#### PROBLEM STATEMENT:
Retype all of the following lines without any changes.

Start of PROVIDED RECORDS

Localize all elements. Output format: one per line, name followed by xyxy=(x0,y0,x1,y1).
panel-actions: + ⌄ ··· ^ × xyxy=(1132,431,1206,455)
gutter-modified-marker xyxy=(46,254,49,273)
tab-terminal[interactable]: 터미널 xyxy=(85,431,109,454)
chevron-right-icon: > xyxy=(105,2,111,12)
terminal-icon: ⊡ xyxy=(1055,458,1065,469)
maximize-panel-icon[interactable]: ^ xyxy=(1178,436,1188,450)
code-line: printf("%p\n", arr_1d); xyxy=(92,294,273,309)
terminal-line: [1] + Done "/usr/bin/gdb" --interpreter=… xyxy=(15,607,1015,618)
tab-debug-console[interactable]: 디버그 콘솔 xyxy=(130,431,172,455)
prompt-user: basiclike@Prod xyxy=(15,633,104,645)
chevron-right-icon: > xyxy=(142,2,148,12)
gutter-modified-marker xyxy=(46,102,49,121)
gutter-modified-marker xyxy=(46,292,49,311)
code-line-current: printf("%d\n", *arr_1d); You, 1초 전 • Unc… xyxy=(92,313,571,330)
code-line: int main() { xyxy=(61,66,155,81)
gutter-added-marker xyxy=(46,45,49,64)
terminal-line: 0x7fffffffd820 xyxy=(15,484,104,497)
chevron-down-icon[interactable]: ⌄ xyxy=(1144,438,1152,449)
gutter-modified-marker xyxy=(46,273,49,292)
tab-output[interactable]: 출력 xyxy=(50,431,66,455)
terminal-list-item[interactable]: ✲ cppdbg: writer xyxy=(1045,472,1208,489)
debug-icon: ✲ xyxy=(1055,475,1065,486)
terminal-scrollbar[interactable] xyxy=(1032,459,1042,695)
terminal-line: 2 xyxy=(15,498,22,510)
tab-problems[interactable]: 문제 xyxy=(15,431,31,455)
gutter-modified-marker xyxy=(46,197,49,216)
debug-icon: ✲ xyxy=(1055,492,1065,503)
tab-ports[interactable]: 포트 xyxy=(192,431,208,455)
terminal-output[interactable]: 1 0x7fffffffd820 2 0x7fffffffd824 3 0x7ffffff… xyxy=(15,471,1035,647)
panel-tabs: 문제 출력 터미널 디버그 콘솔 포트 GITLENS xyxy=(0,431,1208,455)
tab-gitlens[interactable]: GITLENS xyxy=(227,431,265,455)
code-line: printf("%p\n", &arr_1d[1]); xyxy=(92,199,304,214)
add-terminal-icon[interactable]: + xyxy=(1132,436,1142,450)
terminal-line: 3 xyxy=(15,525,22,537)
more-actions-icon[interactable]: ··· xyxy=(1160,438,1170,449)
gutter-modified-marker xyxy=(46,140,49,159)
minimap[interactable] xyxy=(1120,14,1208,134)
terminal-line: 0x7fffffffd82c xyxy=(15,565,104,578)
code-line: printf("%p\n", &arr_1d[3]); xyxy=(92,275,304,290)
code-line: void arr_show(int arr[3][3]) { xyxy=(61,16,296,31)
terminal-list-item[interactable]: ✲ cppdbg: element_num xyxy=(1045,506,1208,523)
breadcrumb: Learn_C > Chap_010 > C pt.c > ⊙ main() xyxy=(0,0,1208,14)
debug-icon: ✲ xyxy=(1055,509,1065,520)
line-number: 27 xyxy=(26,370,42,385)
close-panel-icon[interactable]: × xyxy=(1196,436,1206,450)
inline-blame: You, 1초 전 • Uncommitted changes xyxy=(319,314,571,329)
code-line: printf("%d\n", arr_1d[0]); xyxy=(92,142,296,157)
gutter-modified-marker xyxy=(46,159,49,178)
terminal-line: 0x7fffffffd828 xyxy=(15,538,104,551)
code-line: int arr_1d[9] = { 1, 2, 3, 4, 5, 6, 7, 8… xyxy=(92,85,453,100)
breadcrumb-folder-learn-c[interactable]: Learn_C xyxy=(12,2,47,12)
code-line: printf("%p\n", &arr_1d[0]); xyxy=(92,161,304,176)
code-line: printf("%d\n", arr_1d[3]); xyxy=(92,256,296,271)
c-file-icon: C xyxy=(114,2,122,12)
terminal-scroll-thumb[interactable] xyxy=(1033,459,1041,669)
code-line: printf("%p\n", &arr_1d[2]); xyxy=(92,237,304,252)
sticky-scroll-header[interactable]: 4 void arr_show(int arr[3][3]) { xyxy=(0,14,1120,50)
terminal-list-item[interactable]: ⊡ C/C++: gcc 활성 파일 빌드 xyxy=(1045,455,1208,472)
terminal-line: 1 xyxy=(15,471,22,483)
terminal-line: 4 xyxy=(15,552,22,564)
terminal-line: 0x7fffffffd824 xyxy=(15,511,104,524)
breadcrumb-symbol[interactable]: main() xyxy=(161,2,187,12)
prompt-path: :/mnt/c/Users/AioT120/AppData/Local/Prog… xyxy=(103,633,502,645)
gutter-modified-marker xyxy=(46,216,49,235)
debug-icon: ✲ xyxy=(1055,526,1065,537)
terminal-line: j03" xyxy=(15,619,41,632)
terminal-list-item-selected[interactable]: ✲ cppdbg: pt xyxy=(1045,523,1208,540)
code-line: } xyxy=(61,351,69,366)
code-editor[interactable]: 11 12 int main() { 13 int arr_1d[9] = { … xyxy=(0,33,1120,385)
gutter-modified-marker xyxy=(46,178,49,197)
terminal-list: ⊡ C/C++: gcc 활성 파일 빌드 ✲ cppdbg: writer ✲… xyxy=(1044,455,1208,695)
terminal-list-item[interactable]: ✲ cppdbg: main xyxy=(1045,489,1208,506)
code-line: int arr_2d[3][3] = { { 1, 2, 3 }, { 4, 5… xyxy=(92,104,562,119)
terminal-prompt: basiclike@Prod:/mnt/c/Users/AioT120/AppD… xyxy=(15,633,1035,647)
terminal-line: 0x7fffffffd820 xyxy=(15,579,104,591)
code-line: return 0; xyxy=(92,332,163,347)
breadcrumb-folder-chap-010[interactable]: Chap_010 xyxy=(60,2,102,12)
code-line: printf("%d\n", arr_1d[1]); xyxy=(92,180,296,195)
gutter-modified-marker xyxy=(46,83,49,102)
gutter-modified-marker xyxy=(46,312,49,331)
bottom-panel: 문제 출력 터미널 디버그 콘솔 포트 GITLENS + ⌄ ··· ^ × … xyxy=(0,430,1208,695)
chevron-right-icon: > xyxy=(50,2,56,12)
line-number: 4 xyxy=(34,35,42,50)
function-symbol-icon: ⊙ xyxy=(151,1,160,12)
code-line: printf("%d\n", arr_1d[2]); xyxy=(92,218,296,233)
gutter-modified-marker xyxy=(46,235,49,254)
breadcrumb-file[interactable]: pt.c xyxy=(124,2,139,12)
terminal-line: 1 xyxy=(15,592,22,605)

End of PROVIDED RECORDS

#### RESULT:
Localize all elements. Output format: one per line, name followed by xyxy=(x0,y0,x1,y1).
panel-actions: + ⌄ ··· ^ × xyxy=(1132,431,1206,455)
gutter-modified-marker xyxy=(46,254,49,273)
tab-terminal[interactable]: 터미널 xyxy=(85,431,109,454)
chevron-right-icon: > xyxy=(105,2,111,12)
terminal-icon: ⊡ xyxy=(1055,458,1065,469)
maximize-panel-icon[interactable]: ^ xyxy=(1178,436,1188,450)
code-line: printf("%p\n", arr_1d); xyxy=(92,294,273,309)
terminal-line: [1] + Done "/usr/bin/gdb" --interpreter=… xyxy=(15,607,1015,618)
tab-debug-console[interactable]: 디버그 콘솔 xyxy=(130,431,172,455)
prompt-user: basiclike@Prod xyxy=(15,633,104,645)
chevron-right-icon: > xyxy=(142,2,148,12)
gutter-modified-marker xyxy=(46,102,49,121)
gutter-modified-marker xyxy=(46,292,49,311)
code-line-current: printf("%d\n", *arr_1d); You, 1초 전 • Unc… xyxy=(92,313,571,330)
code-line: int main() { xyxy=(61,66,155,81)
gutter-added-marker xyxy=(46,45,49,64)
terminal-line: 0x7fffffffd820 xyxy=(15,484,104,497)
chevron-down-icon[interactable]: ⌄ xyxy=(1144,438,1152,449)
gutter-modified-marker xyxy=(46,273,49,292)
tab-output[interactable]: 출력 xyxy=(50,431,66,455)
terminal-list-item[interactable]: ✲ cppdbg: writer xyxy=(1045,472,1208,489)
debug-icon: ✲ xyxy=(1055,475,1065,486)
terminal-scrollbar[interactable] xyxy=(1032,459,1042,695)
terminal-line: 2 xyxy=(15,498,22,510)
tab-problems[interactable]: 문제 xyxy=(15,431,31,455)
gutter-modified-marker xyxy=(46,197,49,216)
debug-icon: ✲ xyxy=(1055,492,1065,503)
tab-ports[interactable]: 포트 xyxy=(192,431,208,455)
terminal-output[interactable]: 1 0x7fffffffd820 2 0x7fffffffd824 3 0x7ffffff… xyxy=(15,471,1035,647)
panel-tabs: 문제 출력 터미널 디버그 콘솔 포트 GITLENS xyxy=(0,431,1208,455)
tab-gitlens[interactable]: GITLENS xyxy=(227,431,265,455)
code-line: printf("%p\n", &arr_1d[1]); xyxy=(92,199,304,214)
add-terminal-icon[interactable]: + xyxy=(1132,436,1142,450)
terminal-line: 3 xyxy=(15,525,22,537)
more-actions-icon[interactable]: ··· xyxy=(1160,438,1170,449)
gutter-modified-marker xyxy=(46,140,49,159)
minimap[interactable] xyxy=(1120,14,1208,134)
terminal-line: 0x7fffffffd82c xyxy=(15,565,104,578)
code-line: printf("%p\n", &arr_1d[3]); xyxy=(92,275,304,290)
code-line: void arr_show(int arr[3][3]) { xyxy=(61,16,296,31)
terminal-list-item[interactable]: ✲ cppdbg: element_num xyxy=(1045,506,1208,523)
breadcrumb: Learn_C > Chap_010 > C pt.c > ⊙ main() xyxy=(0,0,1208,14)
debug-icon: ✲ xyxy=(1055,509,1065,520)
line-number: 27 xyxy=(26,370,42,385)
close-panel-icon[interactable]: × xyxy=(1196,436,1206,450)
inline-blame: You, 1초 전 • Uncommitted changes xyxy=(319,314,571,329)
code-line: printf("%d\n", arr_1d[0]); xyxy=(92,142,296,157)
gutter-modified-marker xyxy=(46,159,49,178)
terminal-line: 0x7fffffffd828 xyxy=(15,538,104,551)
code-line: int arr_1d[9] = { 1, 2, 3, 4, 5, 6, 7, 8… xyxy=(92,85,453,100)
breadcrumb-folder-learn-c[interactable]: Learn_C xyxy=(12,2,47,12)
code-line: printf("%p\n", &arr_1d[0]); xyxy=(92,161,304,176)
code-line: printf("%d\n", arr_1d[3]); xyxy=(92,256,296,271)
c-file-icon: C xyxy=(114,2,122,12)
terminal-scroll-thumb[interactable] xyxy=(1033,459,1041,669)
code-line: printf("%p\n", &arr_1d[2]); xyxy=(92,237,304,252)
sticky-scroll-header[interactable]: 4 void arr_show(int arr[3][3]) { xyxy=(0,14,1120,50)
terminal-list-item[interactable]: ⊡ C/C++: gcc 활성 파일 빌드 xyxy=(1045,455,1208,472)
terminal-line: 1 xyxy=(15,471,22,483)
terminal-line: 4 xyxy=(15,552,22,564)
terminal-line: 0x7fffffffd824 xyxy=(15,511,104,524)
breadcrumb-symbol[interactable]: main() xyxy=(161,2,187,12)
prompt-path: :/mnt/c/Users/AioT120/AppData/Local/Prog… xyxy=(103,633,502,645)
gutter-modified-marker xyxy=(46,216,49,235)
debug-icon: ✲ xyxy=(1055,526,1065,537)
terminal-line: j03" xyxy=(15,619,41,632)
terminal-list-item-selected[interactable]: ✲ cppdbg: pt xyxy=(1045,523,1208,540)
code-line: } xyxy=(61,351,69,366)
code-editor[interactable]: 11 12 int main() { 13 int arr_1d[9] = { … xyxy=(0,33,1120,385)
gutter-modified-marker xyxy=(46,178,49,197)
terminal-list: ⊡ C/C++: gcc 활성 파일 빌드 ✲ cppdbg: writer ✲… xyxy=(1044,455,1208,695)
terminal-list-item[interactable]: ✲ cppdbg: main xyxy=(1045,489,1208,506)
code-line: int arr_2d[3][3] = { { 1, 2, 3 }, { 4, 5… xyxy=(92,104,562,119)
terminal-prompt: basiclike@Prod:/mnt/c/Users/AioT120/AppD… xyxy=(15,633,1035,647)
terminal-line: 0x7fffffffd820 xyxy=(15,579,104,591)
code-line: return 0; xyxy=(92,332,163,347)
breadcrumb-folder-chap-010[interactable]: Chap_010 xyxy=(60,2,102,12)
code-line: printf("%d\n", arr_1d[1]); xyxy=(92,180,296,195)
gutter-modified-marker xyxy=(46,83,49,102)
gutter-modified-marker xyxy=(46,312,49,331)
bottom-panel: 문제 출력 터미널 디버그 콘솔 포트 GITLENS + ⌄ ··· ^ × … xyxy=(0,430,1208,695)
chevron-right-icon: > xyxy=(50,2,56,12)
line-number: 4 xyxy=(34,35,42,50)
function-symbol-icon: ⊙ xyxy=(151,1,160,12)
code-line: printf("%d\n", arr_1d[2]); xyxy=(92,218,296,233)
gutter-modified-marker xyxy=(46,235,49,254)
breadcrumb-file[interactable]: pt.c xyxy=(124,2,139,12)
terminal-line: 1 xyxy=(15,592,22,605)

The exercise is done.